— START —
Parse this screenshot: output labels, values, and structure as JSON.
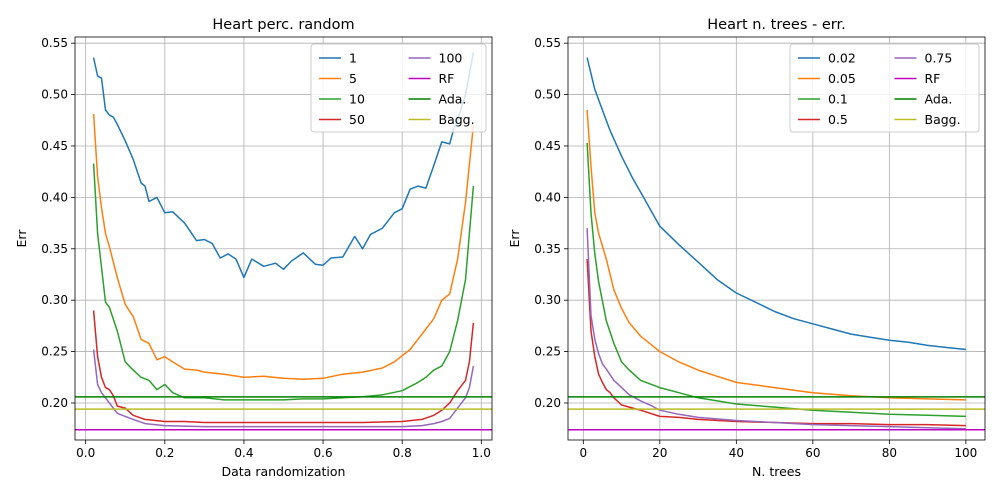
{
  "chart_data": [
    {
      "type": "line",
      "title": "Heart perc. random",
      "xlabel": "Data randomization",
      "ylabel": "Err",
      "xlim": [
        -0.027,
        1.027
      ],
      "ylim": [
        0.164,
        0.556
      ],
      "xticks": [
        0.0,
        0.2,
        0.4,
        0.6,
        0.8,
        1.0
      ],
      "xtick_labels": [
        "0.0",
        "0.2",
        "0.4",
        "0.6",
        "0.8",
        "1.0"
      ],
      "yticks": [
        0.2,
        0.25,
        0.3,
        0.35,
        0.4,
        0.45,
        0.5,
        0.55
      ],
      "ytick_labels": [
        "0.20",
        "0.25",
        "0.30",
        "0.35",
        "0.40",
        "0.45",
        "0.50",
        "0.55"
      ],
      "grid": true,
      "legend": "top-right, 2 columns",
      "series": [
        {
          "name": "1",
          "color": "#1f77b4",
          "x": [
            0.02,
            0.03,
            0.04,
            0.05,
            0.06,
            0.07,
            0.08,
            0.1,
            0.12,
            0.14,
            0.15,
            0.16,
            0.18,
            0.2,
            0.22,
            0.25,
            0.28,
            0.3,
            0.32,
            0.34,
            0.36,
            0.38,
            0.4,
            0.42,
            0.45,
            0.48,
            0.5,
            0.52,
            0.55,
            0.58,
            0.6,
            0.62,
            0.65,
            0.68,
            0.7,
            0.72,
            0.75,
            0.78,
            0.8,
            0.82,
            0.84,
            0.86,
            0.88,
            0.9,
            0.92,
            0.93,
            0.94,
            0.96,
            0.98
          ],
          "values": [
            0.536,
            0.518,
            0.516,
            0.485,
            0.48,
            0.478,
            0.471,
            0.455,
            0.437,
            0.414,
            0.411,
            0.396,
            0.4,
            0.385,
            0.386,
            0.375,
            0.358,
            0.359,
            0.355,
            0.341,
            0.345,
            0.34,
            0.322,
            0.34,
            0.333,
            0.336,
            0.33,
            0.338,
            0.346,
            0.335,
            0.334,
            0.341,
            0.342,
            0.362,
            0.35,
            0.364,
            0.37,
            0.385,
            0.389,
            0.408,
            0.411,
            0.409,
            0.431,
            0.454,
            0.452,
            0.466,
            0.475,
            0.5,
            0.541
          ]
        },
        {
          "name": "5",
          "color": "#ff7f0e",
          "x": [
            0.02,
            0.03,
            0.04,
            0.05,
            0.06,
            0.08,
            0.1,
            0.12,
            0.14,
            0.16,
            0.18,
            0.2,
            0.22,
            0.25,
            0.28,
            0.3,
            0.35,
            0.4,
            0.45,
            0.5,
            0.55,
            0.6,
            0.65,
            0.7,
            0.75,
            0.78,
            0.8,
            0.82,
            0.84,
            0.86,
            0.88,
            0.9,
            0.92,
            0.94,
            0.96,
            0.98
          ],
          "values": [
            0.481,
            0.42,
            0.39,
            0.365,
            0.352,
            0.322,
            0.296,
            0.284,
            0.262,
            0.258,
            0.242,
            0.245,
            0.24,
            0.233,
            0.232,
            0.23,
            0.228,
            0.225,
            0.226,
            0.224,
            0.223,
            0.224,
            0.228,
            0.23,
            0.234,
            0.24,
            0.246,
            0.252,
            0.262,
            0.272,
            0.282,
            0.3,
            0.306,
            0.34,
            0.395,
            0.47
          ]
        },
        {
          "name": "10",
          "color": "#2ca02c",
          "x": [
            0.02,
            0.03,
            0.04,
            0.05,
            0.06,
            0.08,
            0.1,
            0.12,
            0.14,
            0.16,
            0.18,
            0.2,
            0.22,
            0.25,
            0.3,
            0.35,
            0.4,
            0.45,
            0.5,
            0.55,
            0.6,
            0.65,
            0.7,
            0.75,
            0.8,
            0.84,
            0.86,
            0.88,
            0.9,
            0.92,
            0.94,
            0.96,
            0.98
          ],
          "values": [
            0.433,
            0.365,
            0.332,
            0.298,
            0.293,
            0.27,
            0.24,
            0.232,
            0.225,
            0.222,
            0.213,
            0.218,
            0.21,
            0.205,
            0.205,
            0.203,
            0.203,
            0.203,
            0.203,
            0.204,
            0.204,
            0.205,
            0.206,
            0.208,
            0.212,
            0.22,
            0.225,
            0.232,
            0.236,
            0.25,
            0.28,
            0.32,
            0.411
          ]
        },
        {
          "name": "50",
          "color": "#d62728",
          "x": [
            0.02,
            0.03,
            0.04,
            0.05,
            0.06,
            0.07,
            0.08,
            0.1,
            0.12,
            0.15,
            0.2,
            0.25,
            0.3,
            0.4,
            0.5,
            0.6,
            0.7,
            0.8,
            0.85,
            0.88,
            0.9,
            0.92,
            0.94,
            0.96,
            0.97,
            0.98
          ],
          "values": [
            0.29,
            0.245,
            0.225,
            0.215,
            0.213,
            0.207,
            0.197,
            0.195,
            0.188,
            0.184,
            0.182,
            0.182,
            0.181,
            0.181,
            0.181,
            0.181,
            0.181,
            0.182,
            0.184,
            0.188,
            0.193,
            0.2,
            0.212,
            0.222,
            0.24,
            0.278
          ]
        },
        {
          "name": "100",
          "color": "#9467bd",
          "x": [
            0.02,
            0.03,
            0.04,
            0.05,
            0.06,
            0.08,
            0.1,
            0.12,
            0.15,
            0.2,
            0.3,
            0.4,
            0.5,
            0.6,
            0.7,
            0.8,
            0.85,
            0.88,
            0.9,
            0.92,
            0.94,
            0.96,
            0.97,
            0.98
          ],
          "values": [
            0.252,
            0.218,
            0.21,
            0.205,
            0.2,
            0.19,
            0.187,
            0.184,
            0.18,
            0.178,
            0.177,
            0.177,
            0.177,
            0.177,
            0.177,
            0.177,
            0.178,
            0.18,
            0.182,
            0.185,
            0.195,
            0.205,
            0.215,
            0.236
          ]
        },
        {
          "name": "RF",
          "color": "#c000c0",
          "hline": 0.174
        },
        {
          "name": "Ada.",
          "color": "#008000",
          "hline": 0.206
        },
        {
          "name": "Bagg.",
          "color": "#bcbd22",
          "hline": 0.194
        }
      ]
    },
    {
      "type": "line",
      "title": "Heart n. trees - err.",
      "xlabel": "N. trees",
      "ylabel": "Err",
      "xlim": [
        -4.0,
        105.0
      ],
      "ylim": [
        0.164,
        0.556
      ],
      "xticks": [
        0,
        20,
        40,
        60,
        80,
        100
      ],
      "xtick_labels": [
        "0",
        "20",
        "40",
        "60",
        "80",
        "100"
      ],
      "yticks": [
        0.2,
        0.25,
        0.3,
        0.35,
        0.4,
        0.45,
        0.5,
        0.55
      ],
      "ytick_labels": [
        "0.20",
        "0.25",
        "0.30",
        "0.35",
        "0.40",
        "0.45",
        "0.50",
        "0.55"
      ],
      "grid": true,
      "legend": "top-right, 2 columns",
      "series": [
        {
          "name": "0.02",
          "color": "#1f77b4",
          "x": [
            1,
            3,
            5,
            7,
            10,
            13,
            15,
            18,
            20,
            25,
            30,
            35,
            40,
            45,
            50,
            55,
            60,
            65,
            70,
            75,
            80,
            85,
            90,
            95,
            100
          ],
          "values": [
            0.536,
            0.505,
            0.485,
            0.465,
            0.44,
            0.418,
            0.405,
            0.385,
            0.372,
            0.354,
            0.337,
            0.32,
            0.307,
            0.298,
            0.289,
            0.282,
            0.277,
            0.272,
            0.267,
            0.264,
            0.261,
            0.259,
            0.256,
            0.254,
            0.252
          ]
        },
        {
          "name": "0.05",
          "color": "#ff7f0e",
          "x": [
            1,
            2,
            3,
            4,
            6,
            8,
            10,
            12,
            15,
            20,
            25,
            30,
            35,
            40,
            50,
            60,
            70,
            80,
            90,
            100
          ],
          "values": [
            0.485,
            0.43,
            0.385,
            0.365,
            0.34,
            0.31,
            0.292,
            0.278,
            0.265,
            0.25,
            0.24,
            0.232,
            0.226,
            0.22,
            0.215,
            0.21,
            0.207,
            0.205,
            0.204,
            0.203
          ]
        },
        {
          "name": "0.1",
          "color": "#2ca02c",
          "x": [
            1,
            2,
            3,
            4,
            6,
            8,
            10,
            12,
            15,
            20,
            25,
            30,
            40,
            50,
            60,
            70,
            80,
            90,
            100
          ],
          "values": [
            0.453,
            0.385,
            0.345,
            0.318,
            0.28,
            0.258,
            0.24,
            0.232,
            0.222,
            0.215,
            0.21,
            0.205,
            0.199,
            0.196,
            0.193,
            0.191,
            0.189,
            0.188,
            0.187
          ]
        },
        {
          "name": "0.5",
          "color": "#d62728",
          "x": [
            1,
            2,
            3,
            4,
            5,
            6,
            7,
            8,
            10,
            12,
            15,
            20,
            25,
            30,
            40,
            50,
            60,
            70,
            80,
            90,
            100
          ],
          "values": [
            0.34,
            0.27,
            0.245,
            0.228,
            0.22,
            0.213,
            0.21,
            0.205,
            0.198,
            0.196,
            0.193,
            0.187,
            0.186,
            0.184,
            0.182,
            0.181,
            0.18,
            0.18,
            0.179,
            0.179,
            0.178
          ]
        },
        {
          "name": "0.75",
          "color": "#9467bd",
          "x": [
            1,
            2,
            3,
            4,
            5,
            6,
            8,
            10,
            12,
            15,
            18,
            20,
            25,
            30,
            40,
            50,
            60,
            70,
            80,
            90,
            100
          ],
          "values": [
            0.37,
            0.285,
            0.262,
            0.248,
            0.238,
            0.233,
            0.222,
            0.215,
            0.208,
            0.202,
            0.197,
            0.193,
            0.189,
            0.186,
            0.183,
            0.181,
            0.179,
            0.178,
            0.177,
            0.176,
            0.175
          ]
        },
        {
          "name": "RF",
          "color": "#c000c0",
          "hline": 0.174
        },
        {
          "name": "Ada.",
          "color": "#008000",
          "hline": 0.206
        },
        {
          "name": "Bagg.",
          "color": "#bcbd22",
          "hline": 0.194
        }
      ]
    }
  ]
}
— END —
From the entries above, extract every line where the word "xlabel" appears.

● **EXERCISE OUTPUT**
      "xlabel": "Data randomization",
      "xlabel": "N. trees",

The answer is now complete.